(Records from a data source)

□ □ □ □

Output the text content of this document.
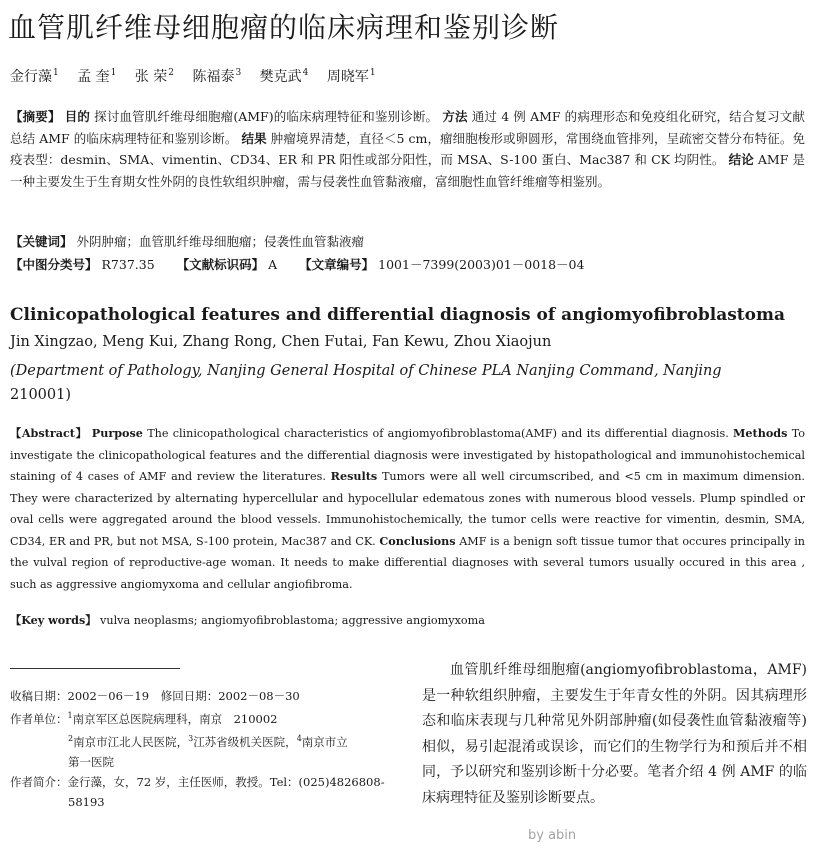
血管肌纤维母细胞瘤的临床病理和鉴别诊断
金行藻$^1$ 孟 奎$^1$ 张 荣$^2$ 陈福泰$^3$ 樊克武$^4$ 周晓军$^1$
【摘要】 目的 探讨血管肌纤维母细胞瘤(AMF)的临床病理特征和鉴别诊断。 方法 通过 4 例 AMF 的病理形态和免疫组化研究，结合复习文献总结 AMF 的临床病理特征和鉴别诊断。 结果 肿瘤境界清楚，直径＜5 cm，瘤细胞梭形或卵圆形，常围绕血管排列，呈疏密交替分布特征。免疫表型：desmin、SMA、vimentin、CD34、ER 和 PR 阳性或部分阳性，而 MSA、S-100 蛋白、Mac387 和 CK 均阴性。 结论 AMF 是一种主要发生于生育期女性外阴的良性软组织肿瘤，需与侵袭性血管黏液瘤，富细胞性血管纤维瘤等相鉴别。
【关键词】 外阴肿瘤；血管肌纤维母细胞瘤；侵袭性血管黏液瘤
【中图分类号】 R737.35 【文献标识码】 A 【文章编号】 1001－7399(2003)01－0018－04
Clinicopathological features and differential diagnosis of angiomyofibroblastoma
Jin Xingzao, Meng Kui, Zhang Rong, Chen Futai, Fan Kewu, Zhou Xiaojun
(Department of Pathology, Nanjing General Hospital of Chinese PLA Nanjing Command, Nanjing
210001)
【Abstract】 Purpose The clinicopathological characteristics of angiomyofibroblastoma(AMF) and its differential diagnosis. Methods To investigate the clinicopathological features and the differential diagnosis were investigated by histopathological and immunohistochemical staining of 4 cases of AMF and review the literatures. Results Tumors were all well circumscribed, and <5 cm in maximum dimension. They were characterized by alternating hypercellular and hypocellular edematous zones with numerous blood vessels. Plump spindled or oval cells were aggregated around the blood vessels. Immunohistochemically, the tumor cells were reactive for vimentin, desmin, SMA, CD34, ER and PR, but not MSA, S-100 protein, Mac387 and CK. Conclusions AMF is a benign soft tissue tumor that occures principally in the vulval region of reproductive-age woman. It needs to make differential diagnoses with several tumors usually occured in this area , such as aggressive angiomyxoma and cellular angiofibroma.
【Key words】 vulva neoplasms; angiomyofibroblastoma; aggressive angiomyxoma
收稿日期：2002－06－19 修回日期：2002－08－30
作者单位：$^1$南京军区总医院病理科，南京　210002
$^2$南京市江北人民医院，$^3$江苏省级机关医院，$^4$南京市立
第一医院
作者简介：金行藻，女，72 岁，主任医师，教授。Tel：(025)4826808-
58193
血管肌纤维母细胞瘤(angiomyofibroblastoma，AMF)是一种软组织肿瘤，主要发生于年青女性的外阴。因其病理形态和临床表现与几种常见外阴部肿瘤(如侵袭性血管黏液瘤等)相似，易引起混淆或误诊，而它们的生物学行为和预后并不相同，予以研究和鉴别诊断十分必要。笔者介绍 4 例 AMF 的临床病理特征及鉴别诊断要点。
by abin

□ □ □ □

▶ Action item
Which lines of the records contain the word "features"? Copy each of them.

▶ Output
Clinicopathological features and differential diagnosis of angiomyofibroblastoma
【Abstract】 Purpose The clinicopathological characteristics of angiomyofibroblastoma(AMF) and its differential diagnosis. Methods To investigate the clinicopathological features and the differential diagnosis were investigated by histopathological and immunohistochemical staining of 4 cases of AMF and review the literatures. Results Tumors were all well circumscribed, and <5 cm in maximum dimension. They were characterized by alternating hypercellular and hypocellular edematous zones with numerous blood vessels. Plump spindled or oval cells were aggregated around the blood vessels. Immunohistochemically, the tumor cells were reactive for vimentin, desmin, SMA, CD34, ER and PR, but not MSA, S-100 protein, Mac387 and CK. Conclusions AMF is a benign soft tissue tumor that occures principally in the vulval region of reproductive-age woman. It needs to make differential diagnoses with several tumors usually occured in this area , such as aggressive angiomyxoma and cellular angiofibroma.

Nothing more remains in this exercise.